What the task asks »
Drop all images and give the records again exactly.

━━━

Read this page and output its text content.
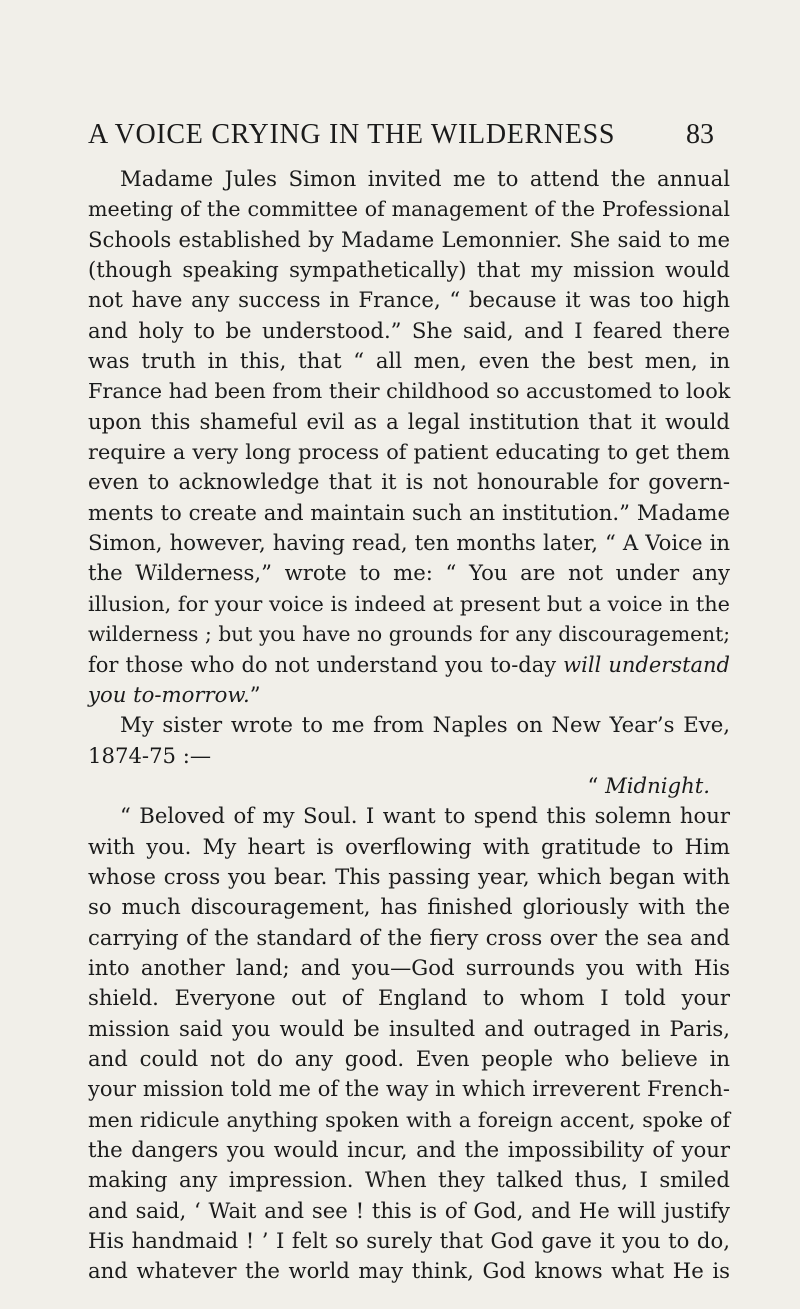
A VOICE CRYING IN THE WILDERNESS	83
Madame Jules Simon invited me to attend the annual
meeting of the committee of management of the Professional
Schools established by Madame Lemonnier. She said to me
(though speaking sympathetically) that my mission would
not have any success in France, “ because it was too high
and holy to be understood.” She said, and I feared there
was truth in this, that “ all men, even the best men, in
France had been from their childhood so accustomed to look
upon this shameful evil as a legal institution that it would
require a very long process of patient educating to get them
even to acknowledge that it is not honourable for govern-
ments to create and maintain such an institution.” Madame
Simon, however, having read, ten months later, “ A Voice in
the Wilderness,” wrote to me: “ You are not under any
illusion, for your voice is indeed at present but a voice in the
wilderness ; but you have no grounds for any discouragement;
for those who do not understand you to-day will understand
you to-morrow.”
My sister wrote to me from Naples on New Year’s Eve,
1874-75 :—
“ Midnight.
“ Beloved of my Soul. I want to spend this solemn hour
with you. My heart is overflowing with gratitude to Him
whose cross you bear. This passing year, which began with
so much discouragement, has finished gloriously with the
carrying of the standard of the fiery cross over the sea and
into another land; and you—God surrounds you with His
shield. Everyone out of England to whom I told your
mission said you would be insulted and outraged in Paris,
and could not do any good. Even people who believe in
your mission told me of the way in which irreverent French-
men ridicule anything spoken with a foreign accent, spoke of
the dangers you would incur, and the impossibility of your
making any impression. When they talked thus, I smiled
and said, ‘ Wait and see ! this is of God, and He will justify
His handmaid ! ’ I felt so surely that God gave it you to do,
and whatever the world may think, God knows what He is
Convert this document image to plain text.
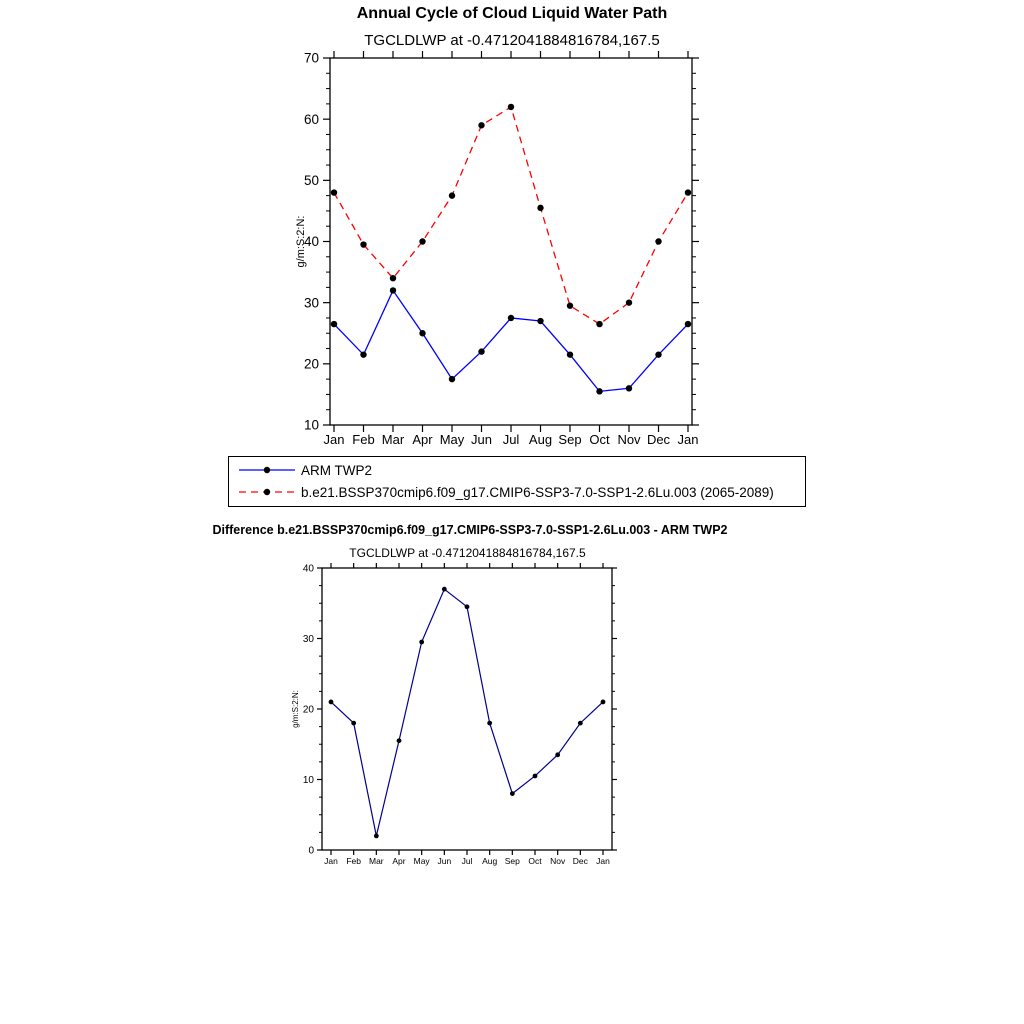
Annual Cycle of Cloud Liquid Water Path
TGCLDLWP at -0.4712041884816784,167.5
10
20
30
40
50
60
70
Jan Feb Mar Apr May Jun Jul Aug Sep Oct Nov Dec Jan
g/m:S:2:N:
ARM TWP2
b.e21.BSSP370cmip6.f09_g17.CMIP6-SSP3-7.0-SSP1-2.6Lu.003 (2065-2089)
Difference b.e21.BSSP370cmip6.f09_g17.CMIP6-SSP3-7.0-SSP1-2.6Lu.003 - ARM TWP2
TGCLDLWP at -0.4712041884816784,167.5
0
10
20
30
40
Jan Feb Mar Apr May Jun Jul Aug Sep Oct Nov Dec Jan
g/m:S:2:N:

━━━

Task solution »
Read this page and output its text content.
A VOICE CRYING IN THE WILDERNESS	83
Madame Jules Simon invited me to attend the annual
meeting of the committee of management of the Professional
Schools established by Madame Lemonnier. She said to me
(though speaking sympathetically) that my mission would
not have any success in France, “ because it was too high
and holy to be understood.” She said, and I feared there
was truth in this, that “ all men, even the best men, in
France had been from their childhood so accustomed to look
upon this shameful evil as a legal institution that it would
require a very long process of patient educating to get them
even to acknowledge that it is not honourable for govern-
ments to create and maintain such an institution.” Madame
Simon, however, having read, ten months later, “ A Voice in
the Wilderness,” wrote to me: “ You are not under any
illusion, for your voice is indeed at present but a voice in the
wilderness ; but you have no grounds for any discouragement;
for those who do not understand you to-day will understand
you to-morrow.”
My sister wrote to me from Naples on New Year’s Eve,
1874-75 :—
“ Midnight.
“ Beloved of my Soul. I want to spend this solemn hour
with you. My heart is overflowing with gratitude to Him
whose cross you bear. This passing year, which began with
so much discouragement, has finished gloriously with the
carrying of the standard of the fiery cross over the sea and
into another land; and you—God surrounds you with His
shield. Everyone out of England to whom I told your
mission said you would be insulted and outraged in Paris,
and could not do any good. Even people who believe in
your mission told me of the way in which irreverent French-
men ridicule anything spoken with a foreign accent, spoke of
the dangers you would incur, and the impossibility of your
making any impression. When they talked thus, I smiled
and said, ‘ Wait and see ! this is of God, and He will justify
His handmaid ! ’ I felt so surely that God gave it you to do,
and whatever the world may think, God knows what He is
Convert this document image to plain text.
Annual Cycle of Cloud Liquid Water Path
TGCLDLWP at -0.4712041884816784,167.5
10
20
30
40
50
60
70
Jan Feb Mar Apr May Jun Jul Aug Sep Oct Nov Dec Jan
g/m:S:2:N:
ARM TWP2
b.e21.BSSP370cmip6.f09_g17.CMIP6-SSP3-7.0-SSP1-2.6Lu.003 (2065-2089)
Difference b.e21.BSSP370cmip6.f09_g17.CMIP6-SSP3-7.0-SSP1-2.6Lu.003 - ARM TWP2
TGCLDLWP at -0.4712041884816784,167.5
0
10
20
30
40
Jan Feb Mar Apr May Jun Jul Aug Sep Oct Nov Dec Jan
g/m:S:2:N:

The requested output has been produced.